PROBLEM STATEMENT
Look through the lines below and state how many hold the word "简体中文". Write only the number.

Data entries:
<<<<

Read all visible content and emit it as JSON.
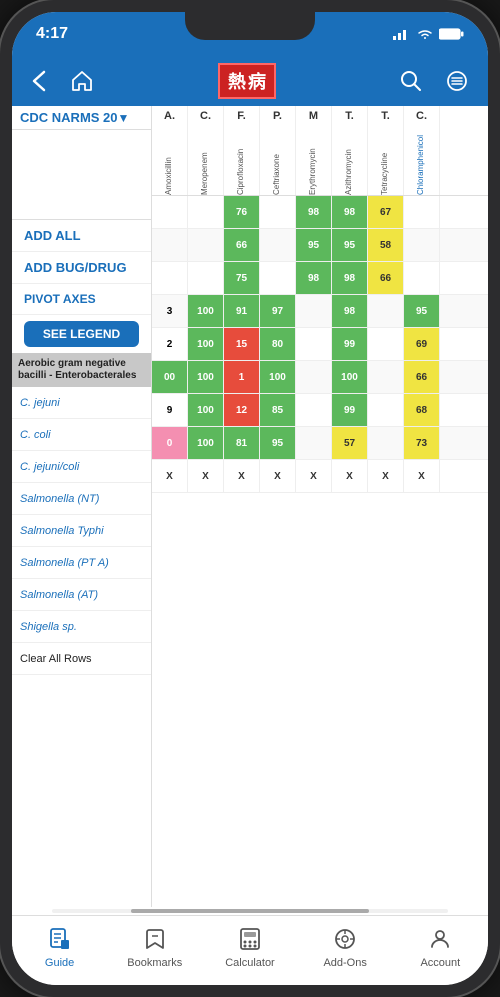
{
  "status": {
    "time": "4:17",
    "location_icon": "▶",
    "signal": "▂▄▆",
    "wifi": "wifi",
    "battery": "🔋"
  },
  "nav": {
    "back_label": "‹",
    "home_label": "⌂",
    "logo_chars": [
      "熱",
      "病"
    ],
    "search_label": "search",
    "menu_label": "menu"
  },
  "dropdown": {
    "label": "CDC NARMS 20",
    "arrow": "▼"
  },
  "col_headers": [
    {
      "abbr": "A.",
      "full": "Amoxicillin",
      "blue": false
    },
    {
      "abbr": "C.",
      "full": "Meropenem",
      "blue": false
    },
    {
      "abbr": "F.",
      "full": "Ciprofloxacin",
      "blue": false
    },
    {
      "abbr": "P.",
      "full": "Ceftriaxone",
      "blue": false
    },
    {
      "abbr": "M",
      "full": "Erythromycin",
      "blue": false
    },
    {
      "abbr": "T.",
      "full": "Azithromycin",
      "blue": false
    },
    {
      "abbr": "T.",
      "full": "Tetracycline",
      "blue": false
    },
    {
      "abbr": "C.",
      "full": "Chloramphenicol",
      "blue": true
    }
  ],
  "sidebar": {
    "add_all": "ADD ALL",
    "add_bug_drug": "ADD BUG/DRUG",
    "pivot_axes": "PIVOT AXES",
    "see_legend": "SEE LEGEND"
  },
  "section_header": "Aerobic gram negative bacilli - Enterobacterales",
  "rows": [
    {
      "name": "C. jejuni",
      "italic": true,
      "cells": [
        {
          "val": "",
          "cls": ""
        },
        {
          "val": "",
          "cls": ""
        },
        {
          "val": "76",
          "cls": "green"
        },
        {
          "val": "",
          "cls": ""
        },
        {
          "val": "98",
          "cls": "green"
        },
        {
          "val": "98",
          "cls": "green"
        },
        {
          "val": "67",
          "cls": "yellow"
        },
        {
          "val": "",
          "cls": ""
        }
      ]
    },
    {
      "name": "C. coli",
      "italic": true,
      "cells": [
        {
          "val": "",
          "cls": ""
        },
        {
          "val": "",
          "cls": ""
        },
        {
          "val": "66",
          "cls": "green"
        },
        {
          "val": "",
          "cls": ""
        },
        {
          "val": "95",
          "cls": "green"
        },
        {
          "val": "95",
          "cls": "green"
        },
        {
          "val": "58",
          "cls": "yellow"
        },
        {
          "val": "",
          "cls": ""
        }
      ]
    },
    {
      "name": "C. jejuni/coli",
      "italic": true,
      "cells": [
        {
          "val": "",
          "cls": ""
        },
        {
          "val": "",
          "cls": ""
        },
        {
          "val": "75",
          "cls": "green"
        },
        {
          "val": "",
          "cls": ""
        },
        {
          "val": "98",
          "cls": "green"
        },
        {
          "val": "98",
          "cls": "green"
        },
        {
          "val": "66",
          "cls": "yellow"
        },
        {
          "val": "",
          "cls": ""
        }
      ]
    },
    {
      "name": "Salmonella (NT)",
      "italic": true,
      "cells": [
        {
          "val": "3",
          "cls": ""
        },
        {
          "val": "100",
          "cls": "green"
        },
        {
          "val": "91",
          "cls": "green"
        },
        {
          "val": "97",
          "cls": "green"
        },
        {
          "val": "",
          "cls": ""
        },
        {
          "val": "98",
          "cls": "green"
        },
        {
          "val": "",
          "cls": ""
        },
        {
          "val": "95",
          "cls": "green"
        }
      ]
    },
    {
      "name": "Salmonella Typhi",
      "italic": true,
      "cells": [
        {
          "val": "2",
          "cls": ""
        },
        {
          "val": "100",
          "cls": "green"
        },
        {
          "val": "15",
          "cls": "red"
        },
        {
          "val": "80",
          "cls": "green"
        },
        {
          "val": "",
          "cls": ""
        },
        {
          "val": "99",
          "cls": "green"
        },
        {
          "val": "",
          "cls": ""
        },
        {
          "val": "69",
          "cls": "yellow"
        }
      ]
    },
    {
      "name": "Salmonella (PT A)",
      "italic": true,
      "cells": [
        {
          "val": "00",
          "cls": "green"
        },
        {
          "val": "100",
          "cls": "green"
        },
        {
          "val": "1",
          "cls": "red"
        },
        {
          "val": "100",
          "cls": "green"
        },
        {
          "val": "",
          "cls": ""
        },
        {
          "val": "100",
          "cls": "green"
        },
        {
          "val": "",
          "cls": ""
        },
        {
          "val": "66",
          "cls": "yellow"
        }
      ]
    },
    {
      "name": "Salmonella (AT)",
      "italic": true,
      "cells": [
        {
          "val": "9",
          "cls": ""
        },
        {
          "val": "100",
          "cls": "green"
        },
        {
          "val": "12",
          "cls": "red"
        },
        {
          "val": "85",
          "cls": "green"
        },
        {
          "val": "",
          "cls": ""
        },
        {
          "val": "99",
          "cls": "green"
        },
        {
          "val": "",
          "cls": ""
        },
        {
          "val": "68",
          "cls": "yellow"
        }
      ]
    },
    {
      "name": "Shigella sp.",
      "italic": true,
      "cells": [
        {
          "val": "0",
          "cls": "pink"
        },
        {
          "val": "100",
          "cls": "green"
        },
        {
          "val": "81",
          "cls": "green"
        },
        {
          "val": "95",
          "cls": "green"
        },
        {
          "val": "",
          "cls": ""
        },
        {
          "val": "57",
          "cls": "yellow"
        },
        {
          "val": "",
          "cls": ""
        },
        {
          "val": "73",
          "cls": "yellow"
        }
      ]
    },
    {
      "name": "Clear All Rows",
      "italic": false,
      "cells": [
        {
          "val": "X",
          "cls": "x"
        },
        {
          "val": "X",
          "cls": "x"
        },
        {
          "val": "X",
          "cls": "x"
        },
        {
          "val": "X",
          "cls": "x"
        },
        {
          "val": "X",
          "cls": "x"
        },
        {
          "val": "X",
          "cls": "x"
        },
        {
          "val": "X",
          "cls": "x"
        },
        {
          "val": "X",
          "cls": "x"
        }
      ]
    }
  ],
  "tabs": [
    {
      "icon": "guide",
      "label": "Guide",
      "active": true
    },
    {
      "icon": "bookmarks",
      "label": "Bookmarks",
      "active": false
    },
    {
      "icon": "calculator",
      "label": "Calculator",
      "active": false
    },
    {
      "icon": "addons",
      "label": "Add-Ons",
      "active": false
    },
    {
      "icon": "account",
      "label": "Account",
      "active": false
    }
  ]
}
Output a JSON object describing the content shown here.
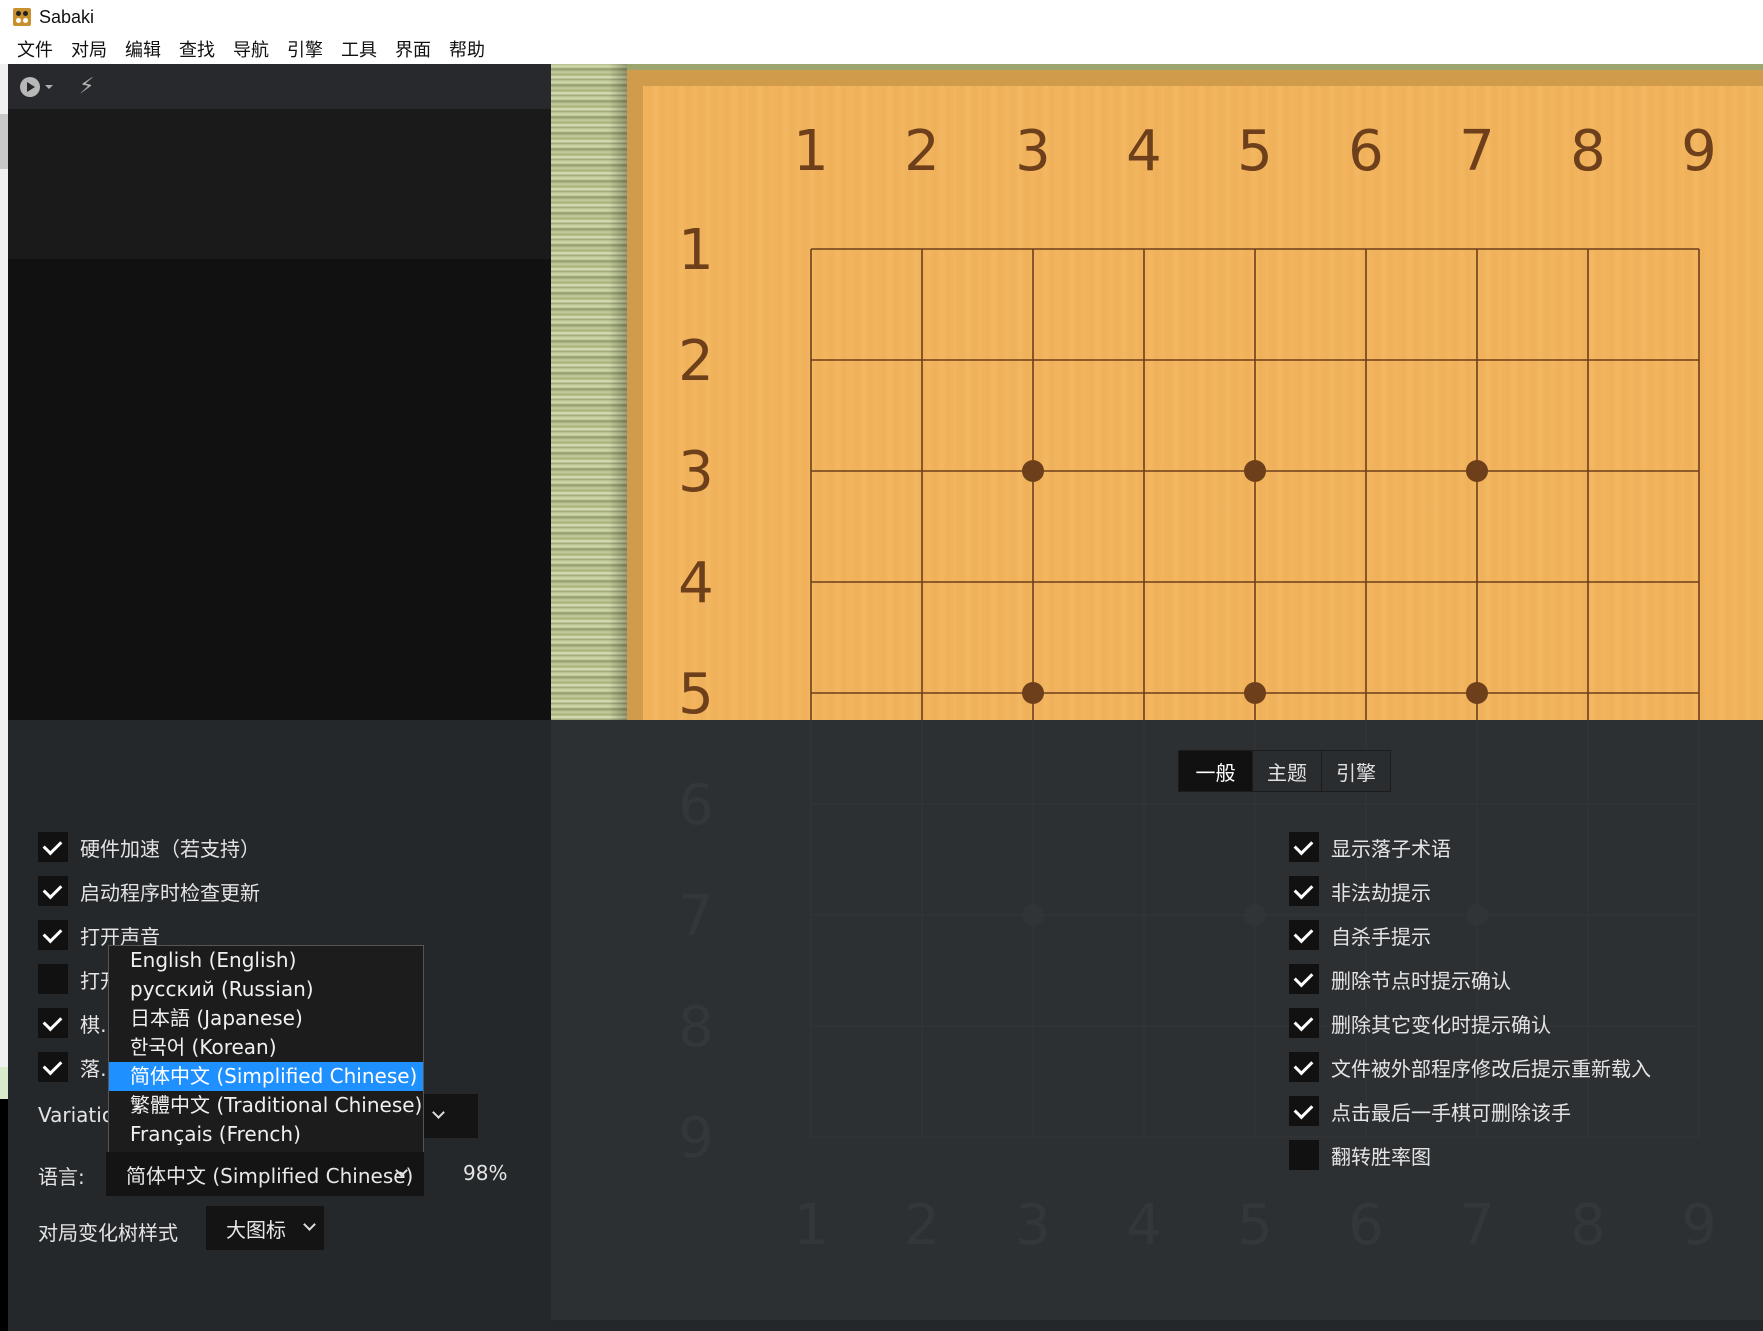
{
  "window": {
    "title": "Sabaki"
  },
  "menu": [
    "文件",
    "对局",
    "编辑",
    "查找",
    "导航",
    "引擎",
    "工具",
    "界面",
    "帮助"
  ],
  "toolbar": {
    "play_icon": "play-circle-icon",
    "caret_icon": "caret-down-icon",
    "bolt_icon": "lightning-icon",
    "bolt_glyph": "⚡"
  },
  "board": {
    "size": 9,
    "visible_rows": 5,
    "col_labels": [
      "1",
      "2",
      "3",
      "4",
      "5",
      "6",
      "7",
      "8",
      "9"
    ],
    "row_labels": [
      "1",
      "2",
      "3",
      "4",
      "5",
      "6",
      "7",
      "8",
      "9"
    ],
    "star_points": [
      [
        3,
        3
      ],
      [
        5,
        3
      ],
      [
        7,
        3
      ],
      [
        3,
        5
      ],
      [
        5,
        5
      ],
      [
        7,
        5
      ],
      [
        3,
        7
      ],
      [
        5,
        7
      ],
      [
        7,
        7
      ]
    ],
    "colors": {
      "wood": "#f2b45d",
      "frame": "#d09b4a",
      "line": "#6d3f1b"
    }
  },
  "preferences": {
    "tabs": [
      {
        "label": "一般",
        "active": true
      },
      {
        "label": "主题",
        "active": false
      },
      {
        "label": "引擎",
        "active": false
      }
    ],
    "left_options": [
      {
        "label": "硬件加速（若支持）",
        "checked": true
      },
      {
        "label": "启动程序时检查更新",
        "checked": true
      },
      {
        "label": "打开声音",
        "checked": true
      },
      {
        "label": "打开…",
        "checked": false
      },
      {
        "label": "棋…线上",
        "checked": true
      },
      {
        "label": "落…",
        "checked": true
      }
    ],
    "variation_label": "Variation",
    "language_label": "语言:",
    "language_value": "简体中文 (Simplified Chinese)",
    "language_completion": "98%",
    "tree_style_label": "对局变化树样式",
    "tree_style_value": "大图标",
    "right_options": [
      {
        "label": "显示落子术语",
        "checked": true
      },
      {
        "label": "非法劫提示",
        "checked": true
      },
      {
        "label": "自杀手提示",
        "checked": true
      },
      {
        "label": "删除节点时提示确认",
        "checked": true
      },
      {
        "label": "删除其它变化时提示确认",
        "checked": true
      },
      {
        "label": "文件被外部程序修改后提示重新载入",
        "checked": true
      },
      {
        "label": "点击最后一手棋可删除该手",
        "checked": true
      },
      {
        "label": "翻转胜率图",
        "checked": false
      }
    ],
    "language_dropdown": {
      "open": true,
      "options": [
        "English (English)",
        "русский (Russian)",
        "日本語 (Japanese)",
        "한국어 (Korean)",
        "简体中文 (Simplified Chinese)",
        "繁體中文 (Traditional Chinese)",
        "Français (French)"
      ],
      "selected_index": 4,
      "highlight_color": "#1e90ff"
    }
  }
}
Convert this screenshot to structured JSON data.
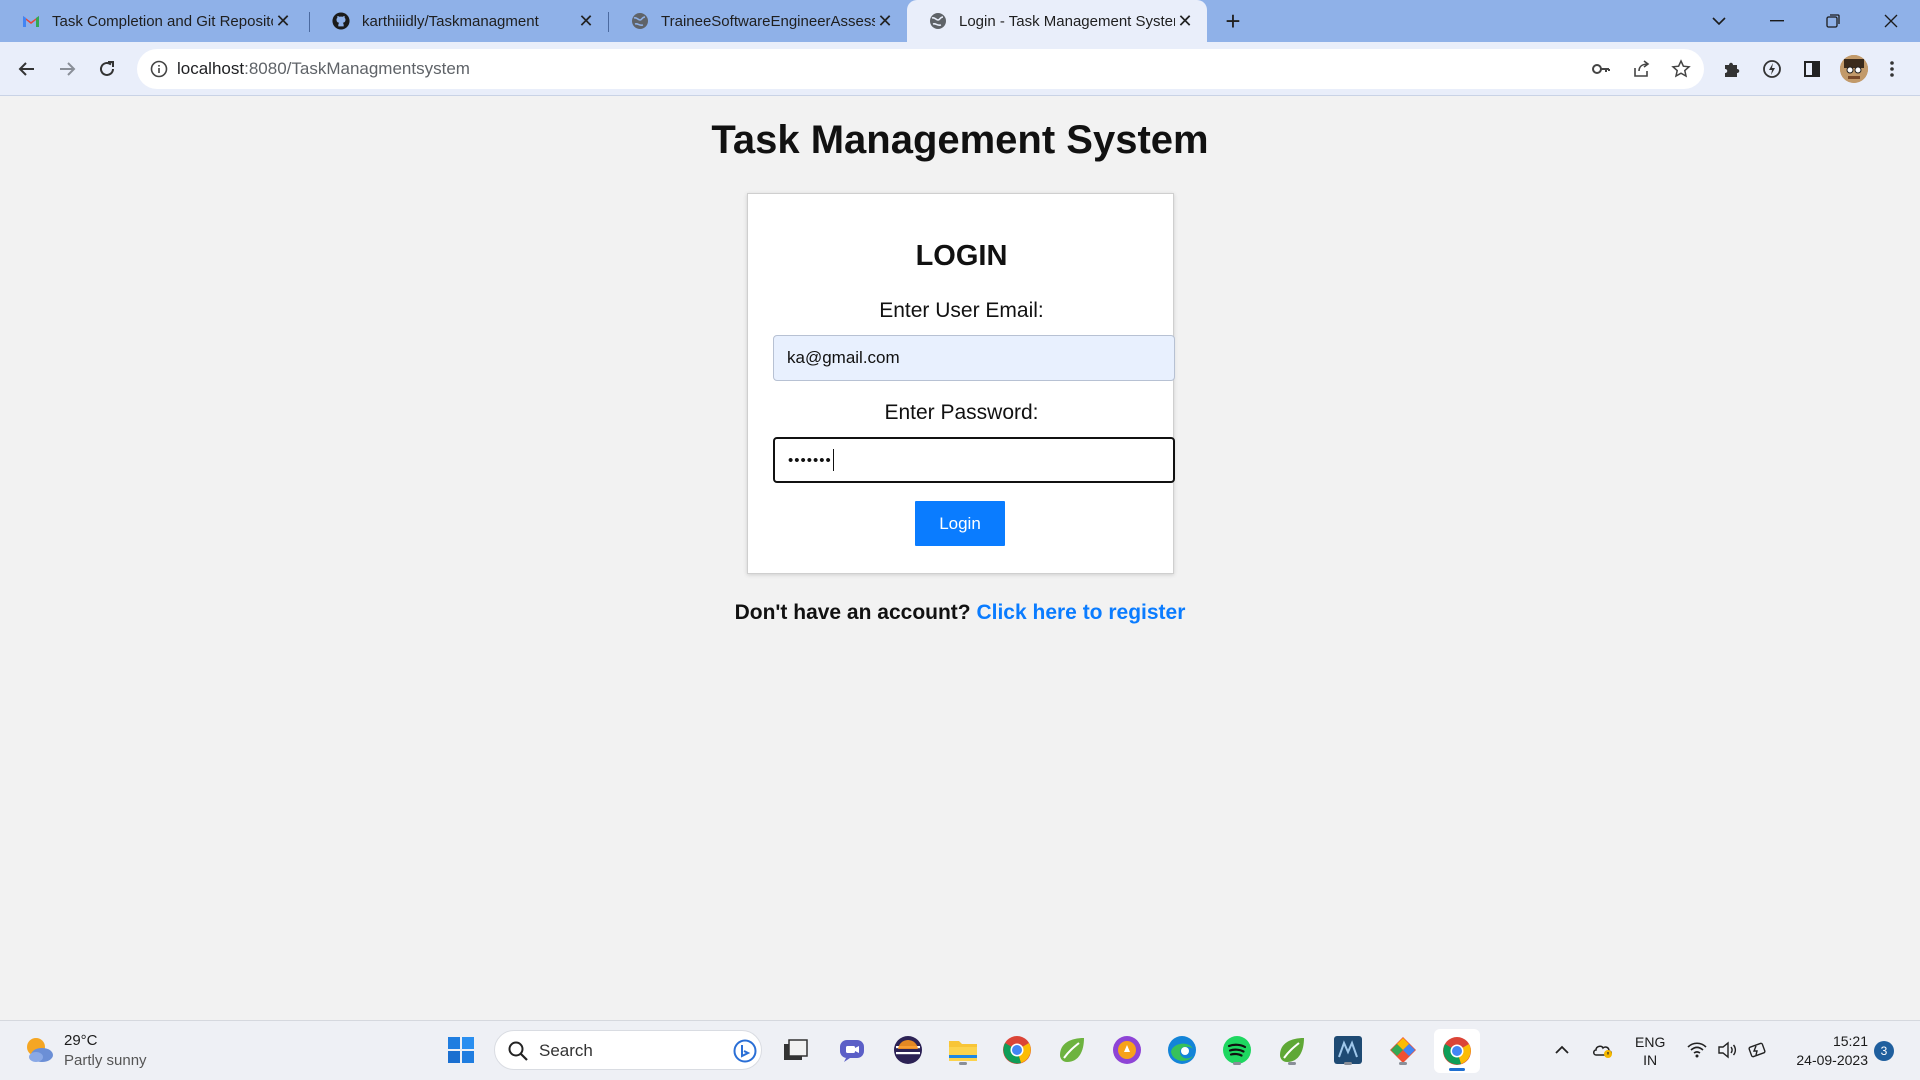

>>>>

ANSWER FOR THE TASK
2